## THE EXERCISE
Which lines below hold the word "this"? Report each one.

(Recorded data)
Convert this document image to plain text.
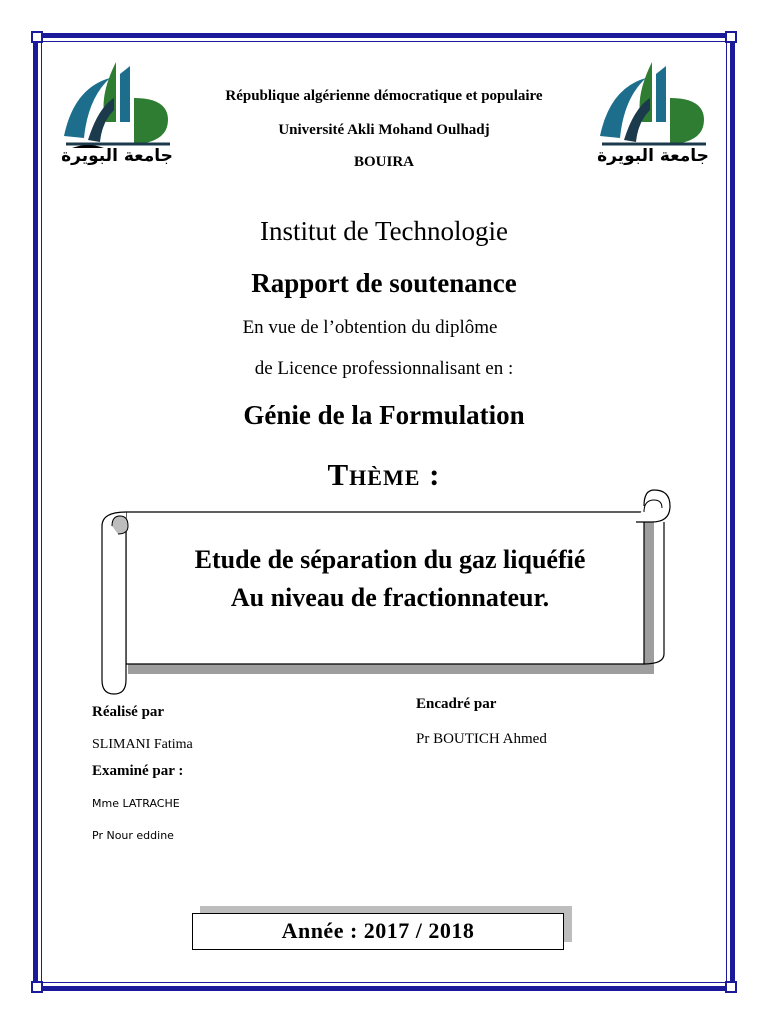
جامعة البويرة	جامعة البويرة
République algérienne démocratique et populaire
Université Akli Mohand Oulhadj
BOUIRA
Institut de Technologie
Rapport de soutenance
En vue de l’obtention du diplôme
de Licence professionnalisant en :
Génie de la Formulation
Thème :
Etude de séparation du gaz liquéfié
Au niveau de fractionnateur.
Réalisé par
SLIMANI Fatima
Examiné par :
Mme LATRACHE
Pr Nour eddine
Encadré par
Pr BOUTICH Ahmed
Année : 2017 / 2018
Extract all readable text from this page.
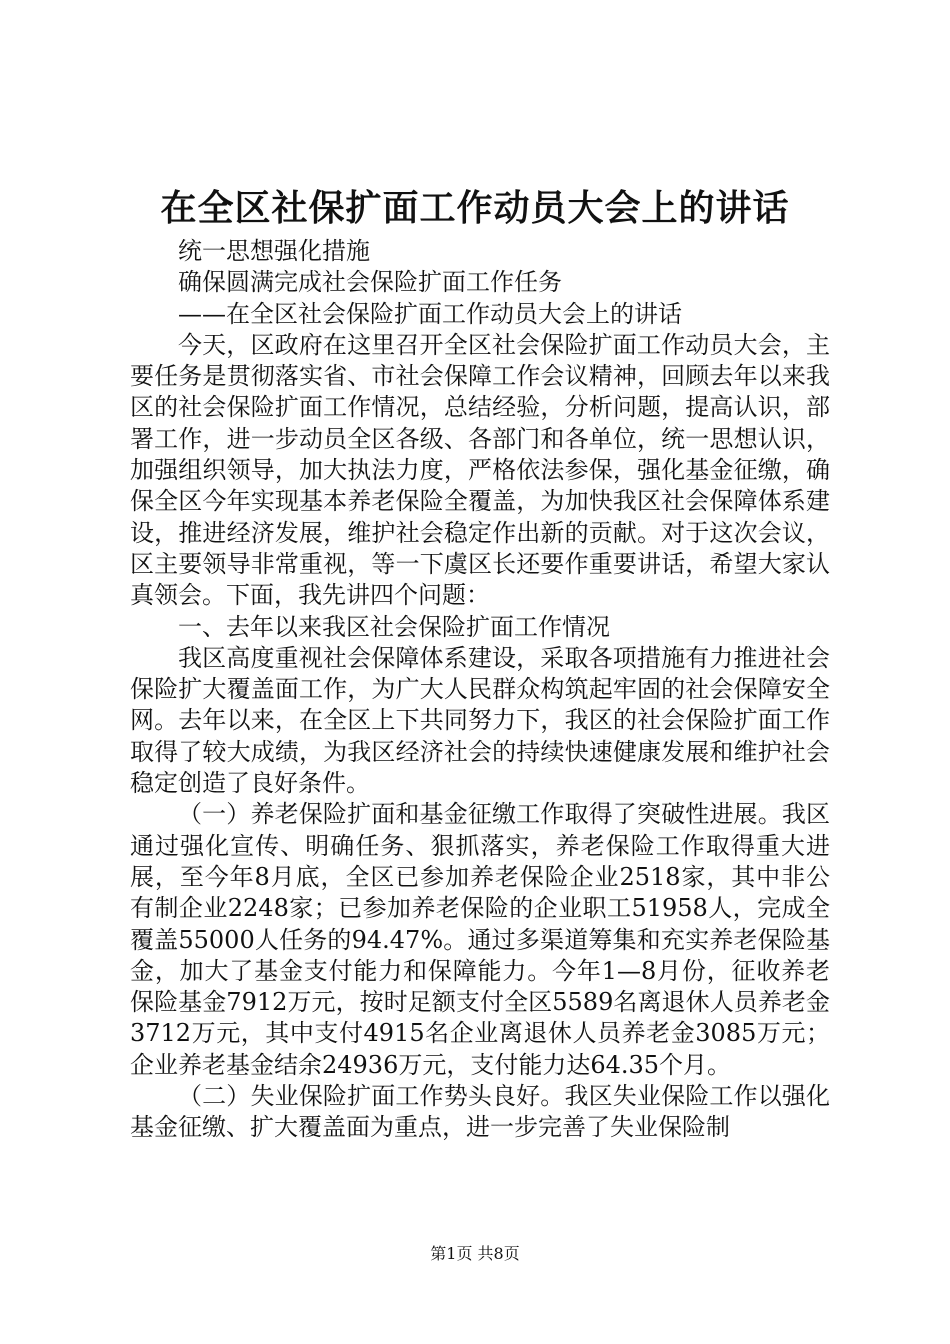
在全区社保扩面工作动员大会上的讲话

统一思想强化措施

确保圆满完成社会保险扩面工作任务

——在全区社会保险扩面工作动员大会上的讲话

今天，区政府在这里召开全区社会保险扩面工作动员大会，主要任务是贯彻落实省、市社会保障工作会议精神，回顾去年以来我区的社会保险扩面工作情况，总结经验，分析问题，提高认识，部署工作，进一步动员全区各级、各部门和各单位，统一思想认识，加强组织领导，加大执法力度，严格依法参保，强化基金征缴，确保全区今年实现基本养老保险全覆盖，为加快我区社会保障体系建设，推进经济发展，维护社会稳定作出新的贡献。对于这次会议，区主要领导非常重视，等一下虞区长还要作重要讲话，希望大家认真领会。下面，我先讲四个问题：

一、去年以来我区社会保险扩面工作情况

我区高度重视社会保障体系建设，采取各项措施有力推进社会保险扩大覆盖面工作，为广大人民群众构筑起牢固的社会保障安全网。去年以来，在全区上下共同努力下，我区的社会保险扩面工作取得了较大成绩，为我区经济社会的持续快速健康发展和维护社会稳定创造了良好条件。

（一）养老保险扩面和基金征缴工作取得了突破性进展。我区通过强化宣传、明确任务、狠抓落实，养老保险工作取得重大进展，至今年8月底，全区已参加养老保险企业2518家，其中非公有制企业2248家；已参加养老保险的企业职工51958人，完成全覆盖55000人任务的94.47%。通过多渠道筹集和充实养老保险基金，加大了基金支付能力和保障能力。今年1—8月份，征收养老保险基金7912万元，按时足额支付全区5589名离退休人员养老金3712万元，其中支付4915名企业离退休人员养老金3085万元；企业养老基金结余24936万元，支付能力达64.35个月。

（二）失业保险扩面工作势头良好。我区失业保险工作以强化基金征缴、扩大覆盖面为重点，进一步完善了失业保险制

第1页 共8页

## REPLY TO THE TASK
Convert this document image to plain text.
Extract all readable text from this page.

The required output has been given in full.